___ Raw records ___

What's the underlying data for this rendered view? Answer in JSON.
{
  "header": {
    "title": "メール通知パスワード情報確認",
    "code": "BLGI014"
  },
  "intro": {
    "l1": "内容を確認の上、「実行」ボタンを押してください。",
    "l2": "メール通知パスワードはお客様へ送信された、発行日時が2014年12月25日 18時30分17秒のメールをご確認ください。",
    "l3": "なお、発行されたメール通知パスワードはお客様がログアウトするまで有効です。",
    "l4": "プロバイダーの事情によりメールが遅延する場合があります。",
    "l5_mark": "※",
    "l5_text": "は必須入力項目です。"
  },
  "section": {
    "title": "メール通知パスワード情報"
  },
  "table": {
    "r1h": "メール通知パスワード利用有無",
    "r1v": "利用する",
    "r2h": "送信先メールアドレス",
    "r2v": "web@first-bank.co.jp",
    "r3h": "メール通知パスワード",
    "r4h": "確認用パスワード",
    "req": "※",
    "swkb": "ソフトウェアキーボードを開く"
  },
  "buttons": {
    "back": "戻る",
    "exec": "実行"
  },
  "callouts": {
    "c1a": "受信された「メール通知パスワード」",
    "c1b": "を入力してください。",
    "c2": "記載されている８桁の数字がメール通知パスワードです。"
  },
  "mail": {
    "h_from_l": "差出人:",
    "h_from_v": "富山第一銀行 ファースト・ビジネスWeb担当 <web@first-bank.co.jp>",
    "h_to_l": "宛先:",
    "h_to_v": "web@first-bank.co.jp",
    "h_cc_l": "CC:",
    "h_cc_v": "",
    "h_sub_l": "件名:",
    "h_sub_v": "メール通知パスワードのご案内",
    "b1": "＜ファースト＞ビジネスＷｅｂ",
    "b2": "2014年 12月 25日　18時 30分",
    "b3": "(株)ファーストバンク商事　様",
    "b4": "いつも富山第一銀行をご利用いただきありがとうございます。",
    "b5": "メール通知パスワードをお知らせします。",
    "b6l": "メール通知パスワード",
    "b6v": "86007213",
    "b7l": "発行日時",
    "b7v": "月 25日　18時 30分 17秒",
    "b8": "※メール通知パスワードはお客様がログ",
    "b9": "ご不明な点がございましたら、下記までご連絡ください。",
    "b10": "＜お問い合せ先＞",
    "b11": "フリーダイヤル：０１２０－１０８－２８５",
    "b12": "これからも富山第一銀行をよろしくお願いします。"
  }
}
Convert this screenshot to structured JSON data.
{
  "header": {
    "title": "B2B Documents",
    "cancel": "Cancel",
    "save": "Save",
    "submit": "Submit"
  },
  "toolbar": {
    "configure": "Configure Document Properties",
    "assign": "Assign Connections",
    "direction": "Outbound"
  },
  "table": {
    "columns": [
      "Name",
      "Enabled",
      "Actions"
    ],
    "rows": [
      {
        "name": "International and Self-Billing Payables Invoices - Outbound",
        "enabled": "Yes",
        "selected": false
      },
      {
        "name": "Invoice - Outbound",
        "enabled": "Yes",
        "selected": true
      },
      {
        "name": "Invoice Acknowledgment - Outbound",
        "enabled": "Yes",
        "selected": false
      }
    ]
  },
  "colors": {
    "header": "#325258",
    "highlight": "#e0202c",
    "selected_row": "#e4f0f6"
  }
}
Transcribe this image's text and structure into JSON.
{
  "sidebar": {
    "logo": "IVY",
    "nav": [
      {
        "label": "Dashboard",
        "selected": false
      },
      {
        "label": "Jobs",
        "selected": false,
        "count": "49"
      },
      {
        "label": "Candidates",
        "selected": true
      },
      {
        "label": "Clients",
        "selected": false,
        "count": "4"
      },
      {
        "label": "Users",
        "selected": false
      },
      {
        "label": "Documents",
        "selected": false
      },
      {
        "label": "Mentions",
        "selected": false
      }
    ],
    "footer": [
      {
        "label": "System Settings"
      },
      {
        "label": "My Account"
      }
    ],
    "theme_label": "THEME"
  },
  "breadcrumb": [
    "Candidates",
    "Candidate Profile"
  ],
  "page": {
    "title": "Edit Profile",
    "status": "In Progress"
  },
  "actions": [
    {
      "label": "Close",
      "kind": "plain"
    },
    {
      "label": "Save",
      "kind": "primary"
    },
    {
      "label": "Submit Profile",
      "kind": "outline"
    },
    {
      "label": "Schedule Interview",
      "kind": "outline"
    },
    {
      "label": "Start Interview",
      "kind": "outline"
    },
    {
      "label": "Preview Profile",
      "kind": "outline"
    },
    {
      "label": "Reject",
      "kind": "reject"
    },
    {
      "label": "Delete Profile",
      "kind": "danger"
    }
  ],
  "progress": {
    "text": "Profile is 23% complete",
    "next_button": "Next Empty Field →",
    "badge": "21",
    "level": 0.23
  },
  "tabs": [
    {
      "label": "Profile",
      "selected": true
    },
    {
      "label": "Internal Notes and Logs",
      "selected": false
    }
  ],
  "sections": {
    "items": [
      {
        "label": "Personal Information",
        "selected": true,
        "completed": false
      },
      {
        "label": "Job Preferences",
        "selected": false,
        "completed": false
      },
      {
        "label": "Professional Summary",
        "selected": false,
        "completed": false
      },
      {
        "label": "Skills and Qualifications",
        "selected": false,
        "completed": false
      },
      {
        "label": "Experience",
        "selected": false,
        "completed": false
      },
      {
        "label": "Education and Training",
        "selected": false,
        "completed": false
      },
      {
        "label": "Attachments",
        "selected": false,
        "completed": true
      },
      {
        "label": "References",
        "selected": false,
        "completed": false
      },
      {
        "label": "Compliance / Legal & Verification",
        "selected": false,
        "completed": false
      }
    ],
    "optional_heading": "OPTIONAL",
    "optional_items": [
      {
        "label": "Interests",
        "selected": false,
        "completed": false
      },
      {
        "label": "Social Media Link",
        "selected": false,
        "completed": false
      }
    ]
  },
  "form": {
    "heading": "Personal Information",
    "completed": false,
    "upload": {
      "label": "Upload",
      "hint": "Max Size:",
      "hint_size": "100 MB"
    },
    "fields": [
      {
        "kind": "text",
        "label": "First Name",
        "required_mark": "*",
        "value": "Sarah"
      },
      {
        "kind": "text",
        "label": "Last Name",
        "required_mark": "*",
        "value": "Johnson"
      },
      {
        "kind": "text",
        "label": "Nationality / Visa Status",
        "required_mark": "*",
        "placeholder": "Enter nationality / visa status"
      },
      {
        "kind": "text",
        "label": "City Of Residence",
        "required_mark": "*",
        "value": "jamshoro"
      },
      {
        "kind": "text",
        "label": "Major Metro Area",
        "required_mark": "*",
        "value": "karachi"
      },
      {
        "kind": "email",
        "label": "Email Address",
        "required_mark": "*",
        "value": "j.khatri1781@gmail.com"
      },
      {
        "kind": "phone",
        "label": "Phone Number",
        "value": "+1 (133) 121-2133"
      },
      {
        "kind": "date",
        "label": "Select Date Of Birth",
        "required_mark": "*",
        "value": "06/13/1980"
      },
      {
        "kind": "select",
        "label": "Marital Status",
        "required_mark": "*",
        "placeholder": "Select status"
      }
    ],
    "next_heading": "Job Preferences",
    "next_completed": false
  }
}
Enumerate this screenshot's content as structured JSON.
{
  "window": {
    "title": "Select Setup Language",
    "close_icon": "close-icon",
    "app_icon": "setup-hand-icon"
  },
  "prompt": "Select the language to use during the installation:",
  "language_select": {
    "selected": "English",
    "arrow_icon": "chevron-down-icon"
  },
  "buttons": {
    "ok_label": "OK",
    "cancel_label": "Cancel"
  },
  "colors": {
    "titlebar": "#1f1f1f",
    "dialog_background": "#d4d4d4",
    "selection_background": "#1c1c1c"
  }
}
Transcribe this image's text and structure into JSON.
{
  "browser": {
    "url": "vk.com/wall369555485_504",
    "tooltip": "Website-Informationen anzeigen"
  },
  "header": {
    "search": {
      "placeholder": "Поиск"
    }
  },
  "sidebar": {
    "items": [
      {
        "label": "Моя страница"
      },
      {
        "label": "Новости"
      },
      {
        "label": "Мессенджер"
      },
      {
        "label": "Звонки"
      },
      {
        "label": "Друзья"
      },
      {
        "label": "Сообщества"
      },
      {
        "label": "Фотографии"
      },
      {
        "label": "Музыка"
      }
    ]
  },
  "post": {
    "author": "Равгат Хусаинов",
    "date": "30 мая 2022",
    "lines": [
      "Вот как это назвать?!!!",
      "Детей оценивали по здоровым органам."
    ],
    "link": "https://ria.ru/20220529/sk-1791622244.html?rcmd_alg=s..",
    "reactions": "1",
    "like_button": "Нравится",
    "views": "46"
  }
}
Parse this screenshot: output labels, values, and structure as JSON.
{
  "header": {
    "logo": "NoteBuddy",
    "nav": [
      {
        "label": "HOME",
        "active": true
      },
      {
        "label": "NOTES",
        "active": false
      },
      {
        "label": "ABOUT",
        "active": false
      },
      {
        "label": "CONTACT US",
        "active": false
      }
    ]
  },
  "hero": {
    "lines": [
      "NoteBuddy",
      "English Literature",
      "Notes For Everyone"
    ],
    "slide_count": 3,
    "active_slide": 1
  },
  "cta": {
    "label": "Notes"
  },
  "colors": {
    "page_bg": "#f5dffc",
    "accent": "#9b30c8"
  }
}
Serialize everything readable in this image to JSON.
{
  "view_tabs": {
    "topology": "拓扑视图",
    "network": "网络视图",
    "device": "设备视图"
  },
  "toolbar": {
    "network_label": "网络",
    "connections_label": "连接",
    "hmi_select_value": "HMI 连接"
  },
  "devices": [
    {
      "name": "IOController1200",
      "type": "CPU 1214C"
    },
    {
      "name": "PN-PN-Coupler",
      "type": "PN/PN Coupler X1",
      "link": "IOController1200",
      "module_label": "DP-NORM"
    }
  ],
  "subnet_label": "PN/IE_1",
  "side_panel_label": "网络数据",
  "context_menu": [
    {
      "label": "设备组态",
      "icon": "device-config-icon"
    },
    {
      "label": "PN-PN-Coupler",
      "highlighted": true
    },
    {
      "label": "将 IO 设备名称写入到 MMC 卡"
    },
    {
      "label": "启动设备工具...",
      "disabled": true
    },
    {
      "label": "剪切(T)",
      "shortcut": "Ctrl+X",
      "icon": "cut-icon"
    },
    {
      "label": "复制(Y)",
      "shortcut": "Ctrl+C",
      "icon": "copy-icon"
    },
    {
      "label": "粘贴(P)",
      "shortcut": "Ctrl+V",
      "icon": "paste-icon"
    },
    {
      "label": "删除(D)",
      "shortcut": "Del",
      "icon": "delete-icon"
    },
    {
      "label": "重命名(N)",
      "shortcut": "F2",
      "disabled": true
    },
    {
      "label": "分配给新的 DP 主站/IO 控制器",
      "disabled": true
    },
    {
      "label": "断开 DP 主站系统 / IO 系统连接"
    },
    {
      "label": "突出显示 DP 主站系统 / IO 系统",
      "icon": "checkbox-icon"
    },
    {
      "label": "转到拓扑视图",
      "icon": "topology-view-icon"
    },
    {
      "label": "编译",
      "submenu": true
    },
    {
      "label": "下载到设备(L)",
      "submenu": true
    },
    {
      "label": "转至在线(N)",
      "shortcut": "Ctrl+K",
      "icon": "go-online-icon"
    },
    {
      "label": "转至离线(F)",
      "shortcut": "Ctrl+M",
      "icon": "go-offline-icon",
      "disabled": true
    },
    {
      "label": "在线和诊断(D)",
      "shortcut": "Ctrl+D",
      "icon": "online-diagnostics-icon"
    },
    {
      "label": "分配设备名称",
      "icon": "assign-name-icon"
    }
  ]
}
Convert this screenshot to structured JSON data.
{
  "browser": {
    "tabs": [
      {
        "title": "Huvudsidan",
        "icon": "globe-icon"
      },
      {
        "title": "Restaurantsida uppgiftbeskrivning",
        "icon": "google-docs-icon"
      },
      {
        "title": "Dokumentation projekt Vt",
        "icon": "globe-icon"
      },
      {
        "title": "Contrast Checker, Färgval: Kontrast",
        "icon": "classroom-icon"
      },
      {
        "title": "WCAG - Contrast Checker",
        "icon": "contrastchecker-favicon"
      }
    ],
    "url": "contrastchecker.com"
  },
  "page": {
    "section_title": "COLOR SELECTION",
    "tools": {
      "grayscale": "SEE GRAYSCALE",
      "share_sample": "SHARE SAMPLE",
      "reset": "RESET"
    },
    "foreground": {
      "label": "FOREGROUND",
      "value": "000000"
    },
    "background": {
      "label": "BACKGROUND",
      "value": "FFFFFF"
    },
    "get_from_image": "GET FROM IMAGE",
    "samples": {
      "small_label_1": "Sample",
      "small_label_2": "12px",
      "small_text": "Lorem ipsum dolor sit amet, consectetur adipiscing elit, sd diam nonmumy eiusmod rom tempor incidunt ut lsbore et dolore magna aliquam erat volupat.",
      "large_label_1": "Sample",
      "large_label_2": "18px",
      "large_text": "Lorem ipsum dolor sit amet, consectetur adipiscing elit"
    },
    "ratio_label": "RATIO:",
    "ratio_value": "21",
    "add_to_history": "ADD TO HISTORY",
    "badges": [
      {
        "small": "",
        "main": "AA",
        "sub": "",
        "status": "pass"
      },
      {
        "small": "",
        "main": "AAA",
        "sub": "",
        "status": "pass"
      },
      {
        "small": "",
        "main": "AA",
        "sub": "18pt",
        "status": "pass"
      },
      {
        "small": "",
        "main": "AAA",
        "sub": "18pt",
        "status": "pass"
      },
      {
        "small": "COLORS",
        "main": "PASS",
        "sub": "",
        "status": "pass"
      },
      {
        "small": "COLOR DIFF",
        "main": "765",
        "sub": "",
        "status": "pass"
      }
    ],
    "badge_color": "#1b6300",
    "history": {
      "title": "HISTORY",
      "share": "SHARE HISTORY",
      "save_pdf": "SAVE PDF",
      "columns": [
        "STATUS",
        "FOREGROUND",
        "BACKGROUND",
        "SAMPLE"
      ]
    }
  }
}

___

What is the number of lines in the data above that include the word "consectetur"? Answer with that number only.

Reply to the task. 2